§ What needs to be done
Each record should be given again exactly as it appears, with no image included.
-=-=-
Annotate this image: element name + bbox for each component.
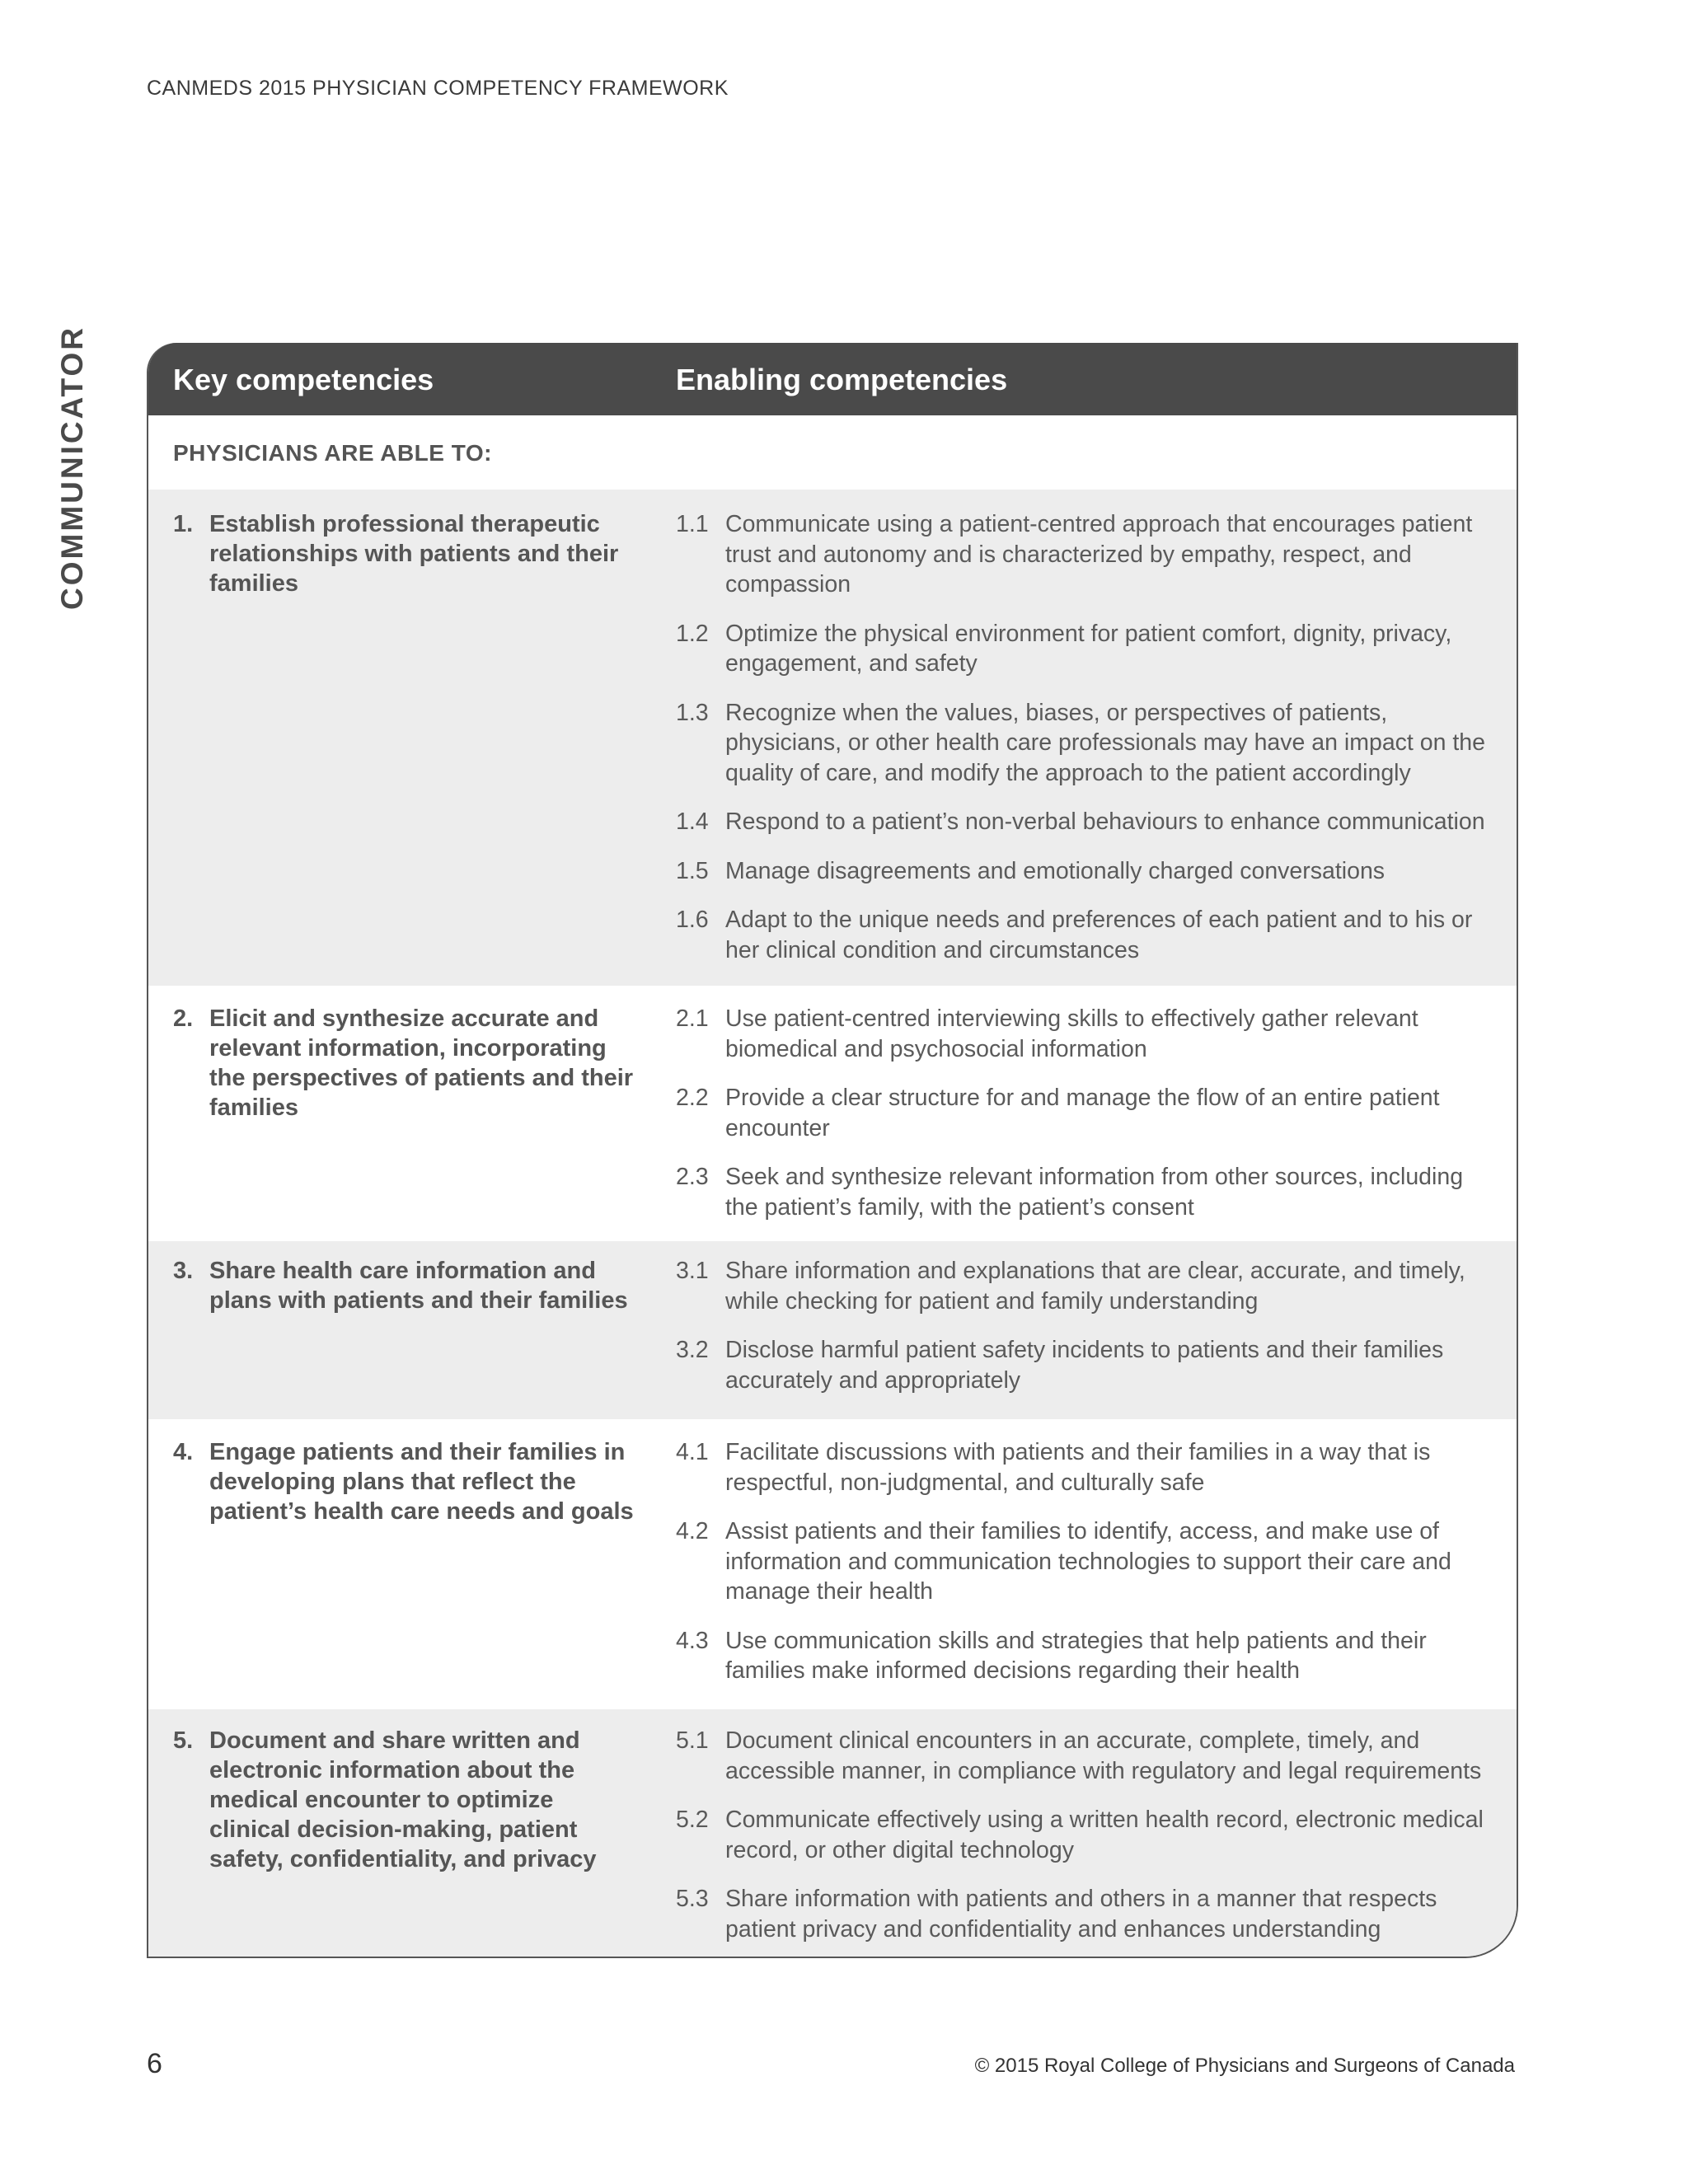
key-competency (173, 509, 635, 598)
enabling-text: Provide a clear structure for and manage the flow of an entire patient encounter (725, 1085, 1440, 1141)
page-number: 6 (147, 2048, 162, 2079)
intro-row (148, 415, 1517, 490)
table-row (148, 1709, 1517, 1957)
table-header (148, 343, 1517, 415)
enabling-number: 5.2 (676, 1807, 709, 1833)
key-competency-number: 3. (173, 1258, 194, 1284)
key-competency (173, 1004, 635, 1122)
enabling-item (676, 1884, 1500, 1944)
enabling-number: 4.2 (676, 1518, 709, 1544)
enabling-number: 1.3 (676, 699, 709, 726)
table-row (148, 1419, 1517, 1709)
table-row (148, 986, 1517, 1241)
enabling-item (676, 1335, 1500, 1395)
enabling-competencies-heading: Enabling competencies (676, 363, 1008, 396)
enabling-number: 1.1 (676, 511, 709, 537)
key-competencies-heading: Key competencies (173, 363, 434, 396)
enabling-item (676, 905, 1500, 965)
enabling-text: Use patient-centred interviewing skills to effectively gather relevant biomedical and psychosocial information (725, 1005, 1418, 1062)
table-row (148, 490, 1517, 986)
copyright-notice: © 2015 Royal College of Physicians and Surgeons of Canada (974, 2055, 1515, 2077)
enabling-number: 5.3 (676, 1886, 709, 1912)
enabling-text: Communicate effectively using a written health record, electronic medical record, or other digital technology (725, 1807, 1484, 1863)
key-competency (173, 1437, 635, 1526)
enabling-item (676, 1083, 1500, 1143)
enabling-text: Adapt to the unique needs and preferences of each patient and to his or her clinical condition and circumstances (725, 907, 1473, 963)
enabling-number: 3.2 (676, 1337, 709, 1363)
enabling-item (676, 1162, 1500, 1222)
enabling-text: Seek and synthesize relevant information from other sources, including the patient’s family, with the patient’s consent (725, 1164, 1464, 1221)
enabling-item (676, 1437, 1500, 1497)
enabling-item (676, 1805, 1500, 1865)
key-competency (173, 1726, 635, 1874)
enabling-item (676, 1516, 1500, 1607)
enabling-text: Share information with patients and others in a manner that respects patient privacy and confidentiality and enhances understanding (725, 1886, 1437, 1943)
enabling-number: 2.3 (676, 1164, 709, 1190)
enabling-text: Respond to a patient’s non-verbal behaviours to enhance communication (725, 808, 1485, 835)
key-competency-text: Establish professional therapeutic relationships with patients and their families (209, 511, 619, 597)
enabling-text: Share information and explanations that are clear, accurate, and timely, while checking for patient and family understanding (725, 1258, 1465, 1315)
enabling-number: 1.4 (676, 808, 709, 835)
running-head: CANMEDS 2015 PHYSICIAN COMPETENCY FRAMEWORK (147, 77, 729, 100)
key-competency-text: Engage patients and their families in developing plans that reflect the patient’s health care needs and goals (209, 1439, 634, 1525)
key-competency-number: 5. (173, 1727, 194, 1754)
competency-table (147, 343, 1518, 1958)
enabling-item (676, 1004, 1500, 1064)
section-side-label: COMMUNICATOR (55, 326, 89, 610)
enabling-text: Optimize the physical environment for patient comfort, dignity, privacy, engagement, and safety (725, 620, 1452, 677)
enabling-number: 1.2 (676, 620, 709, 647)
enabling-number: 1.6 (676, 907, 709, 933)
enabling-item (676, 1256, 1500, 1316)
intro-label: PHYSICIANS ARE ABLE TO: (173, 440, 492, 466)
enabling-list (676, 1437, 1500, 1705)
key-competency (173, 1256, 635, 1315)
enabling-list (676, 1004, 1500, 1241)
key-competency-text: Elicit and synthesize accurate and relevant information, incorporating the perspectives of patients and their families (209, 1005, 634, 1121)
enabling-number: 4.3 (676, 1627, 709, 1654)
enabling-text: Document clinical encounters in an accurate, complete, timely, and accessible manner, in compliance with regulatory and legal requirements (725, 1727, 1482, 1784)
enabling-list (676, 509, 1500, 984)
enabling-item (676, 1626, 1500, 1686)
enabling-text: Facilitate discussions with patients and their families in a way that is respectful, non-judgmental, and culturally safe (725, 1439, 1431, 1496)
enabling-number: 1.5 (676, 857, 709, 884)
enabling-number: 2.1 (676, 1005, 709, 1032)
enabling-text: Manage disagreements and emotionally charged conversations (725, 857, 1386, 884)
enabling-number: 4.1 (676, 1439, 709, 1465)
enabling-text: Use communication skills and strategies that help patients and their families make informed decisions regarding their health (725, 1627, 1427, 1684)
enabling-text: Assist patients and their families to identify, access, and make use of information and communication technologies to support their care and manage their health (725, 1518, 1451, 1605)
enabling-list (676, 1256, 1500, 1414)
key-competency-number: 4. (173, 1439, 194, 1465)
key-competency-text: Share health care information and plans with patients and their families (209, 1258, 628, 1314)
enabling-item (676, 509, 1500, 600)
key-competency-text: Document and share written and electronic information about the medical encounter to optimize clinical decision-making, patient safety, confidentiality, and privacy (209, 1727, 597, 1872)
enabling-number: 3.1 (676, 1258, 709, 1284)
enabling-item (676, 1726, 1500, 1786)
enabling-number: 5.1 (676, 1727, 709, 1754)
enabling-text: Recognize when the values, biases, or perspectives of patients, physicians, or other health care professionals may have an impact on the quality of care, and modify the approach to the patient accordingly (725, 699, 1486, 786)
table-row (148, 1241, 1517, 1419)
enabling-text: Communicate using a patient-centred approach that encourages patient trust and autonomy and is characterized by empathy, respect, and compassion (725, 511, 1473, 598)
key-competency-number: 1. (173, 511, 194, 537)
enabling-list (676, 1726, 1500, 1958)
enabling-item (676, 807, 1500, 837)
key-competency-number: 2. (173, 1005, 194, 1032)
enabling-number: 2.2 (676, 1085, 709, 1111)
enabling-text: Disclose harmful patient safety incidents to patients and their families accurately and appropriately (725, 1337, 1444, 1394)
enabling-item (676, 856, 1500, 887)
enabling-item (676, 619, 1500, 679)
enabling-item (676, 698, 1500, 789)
-=-=-
§ Solution
Annotate this image: element name + bbox for each component.
key-competency (173, 509, 635, 598)
enabling-text: Provide a clear structure for and manage the flow of an entire patient encounter (725, 1085, 1440, 1141)
page-number: 6 (147, 2048, 162, 2079)
intro-row (148, 415, 1517, 490)
table-row (148, 1709, 1517, 1957)
table-header (148, 343, 1517, 415)
enabling-number: 5.2 (676, 1807, 709, 1833)
key-competency-number: 3. (173, 1258, 194, 1284)
key-competency (173, 1004, 635, 1122)
enabling-item (676, 1884, 1500, 1944)
enabling-number: 4.2 (676, 1518, 709, 1544)
enabling-number: 1.3 (676, 699, 709, 726)
table-row (148, 1419, 1517, 1709)
table-row (148, 986, 1517, 1241)
enabling-item (676, 1335, 1500, 1395)
enabling-competencies-heading: Enabling competencies (676, 363, 1008, 396)
enabling-number: 1.1 (676, 511, 709, 537)
key-competencies-heading: Key competencies (173, 363, 434, 396)
enabling-item (676, 905, 1500, 965)
enabling-text: Use patient-centred interviewing skills to effectively gather relevant biomedical and psychosocial information (725, 1005, 1418, 1062)
table-row (148, 490, 1517, 986)
copyright-notice: © 2015 Royal College of Physicians and Surgeons of Canada (974, 2055, 1515, 2077)
enabling-number: 5.3 (676, 1886, 709, 1912)
enabling-text: Communicate effectively using a written health record, electronic medical record, or other digital technology (725, 1807, 1484, 1863)
key-competency (173, 1437, 635, 1526)
enabling-item (676, 1083, 1500, 1143)
enabling-text: Adapt to the unique needs and preferences of each patient and to his or her clinical condition and circumstances (725, 907, 1473, 963)
enabling-number: 3.2 (676, 1337, 709, 1363)
enabling-item (676, 1162, 1500, 1222)
enabling-text: Seek and synthesize relevant information from other sources, including the patient’s family, with the patient’s consent (725, 1164, 1464, 1221)
enabling-item (676, 1437, 1500, 1497)
enabling-item (676, 1805, 1500, 1865)
key-competency (173, 1726, 635, 1874)
enabling-item (676, 1516, 1500, 1607)
enabling-text: Share information with patients and others in a manner that respects patient privacy and confidentiality and enhances understanding (725, 1886, 1437, 1943)
enabling-number: 2.3 (676, 1164, 709, 1190)
enabling-text: Respond to a patient’s non-verbal behaviours to enhance communication (725, 808, 1485, 835)
key-competency-text: Establish professional therapeutic relationships with patients and their families (209, 511, 619, 597)
enabling-text: Share information and explanations that are clear, accurate, and timely, while checking for patient and family understanding (725, 1258, 1465, 1315)
enabling-number: 1.4 (676, 808, 709, 835)
running-head: CANMEDS 2015 PHYSICIAN COMPETENCY FRAMEWORK (147, 77, 729, 100)
key-competency-text: Engage patients and their families in developing plans that reflect the patient’s health care needs and goals (209, 1439, 634, 1525)
key-competency-number: 5. (173, 1727, 194, 1754)
competency-table (147, 343, 1518, 1958)
enabling-item (676, 1004, 1500, 1064)
section-side-label: COMMUNICATOR (55, 326, 89, 610)
enabling-text: Optimize the physical environment for patient comfort, dignity, privacy, engagement, and safety (725, 620, 1452, 677)
enabling-number: 1.2 (676, 620, 709, 647)
enabling-number: 1.6 (676, 907, 709, 933)
enabling-item (676, 1256, 1500, 1316)
intro-label: PHYSICIANS ARE ABLE TO: (173, 440, 492, 466)
enabling-list (676, 1437, 1500, 1705)
key-competency (173, 1256, 635, 1315)
enabling-list (676, 1004, 1500, 1241)
key-competency-text: Elicit and synthesize accurate and relevant information, incorporating the perspectives of patients and their families (209, 1005, 634, 1121)
enabling-number: 4.3 (676, 1627, 709, 1654)
enabling-text: Document clinical encounters in an accurate, complete, timely, and accessible manner, in compliance with regulatory and legal requirements (725, 1727, 1482, 1784)
enabling-list (676, 509, 1500, 984)
enabling-item (676, 1626, 1500, 1686)
enabling-text: Facilitate discussions with patients and their families in a way that is respectful, non-judgmental, and culturally safe (725, 1439, 1431, 1496)
enabling-number: 1.5 (676, 857, 709, 884)
enabling-number: 2.1 (676, 1005, 709, 1032)
enabling-text: Manage disagreements and emotionally charged conversations (725, 857, 1386, 884)
enabling-number: 4.1 (676, 1439, 709, 1465)
enabling-text: Use communication skills and strategies that help patients and their families make informed decisions regarding their health (725, 1627, 1427, 1684)
enabling-text: Assist patients and their families to identify, access, and make use of information and communication technologies to support their care and manage their health (725, 1518, 1451, 1605)
enabling-list (676, 1256, 1500, 1414)
key-competency-number: 4. (173, 1439, 194, 1465)
key-competency-text: Share health care information and plans with patients and their families (209, 1258, 628, 1314)
enabling-item (676, 509, 1500, 600)
key-competency-text: Document and share written and electronic information about the medical encounter to optimize clinical decision-making, patient safety, confidentiality, and privacy (209, 1727, 597, 1872)
enabling-number: 3.1 (676, 1258, 709, 1284)
enabling-item (676, 1726, 1500, 1786)
enabling-number: 5.1 (676, 1727, 709, 1754)
enabling-text: Recognize when the values, biases, or perspectives of patients, physicians, or other health care professionals may have an impact on the quality of care, and modify the approach to the patient accordingly (725, 699, 1486, 786)
table-row (148, 1241, 1517, 1419)
enabling-text: Communicate using a patient-centred approach that encourages patient trust and autonomy and is characterized by empathy, respect, and compassion (725, 511, 1473, 598)
key-competency-number: 1. (173, 511, 194, 537)
enabling-list (676, 1726, 1500, 1958)
enabling-item (676, 807, 1500, 837)
key-competency-number: 2. (173, 1005, 194, 1032)
enabling-number: 2.2 (676, 1085, 709, 1111)
enabling-text: Disclose harmful patient safety incidents to patients and their families accurately and appropriately (725, 1337, 1444, 1394)
enabling-item (676, 856, 1500, 887)
enabling-item (676, 619, 1500, 679)
enabling-item (676, 698, 1500, 789)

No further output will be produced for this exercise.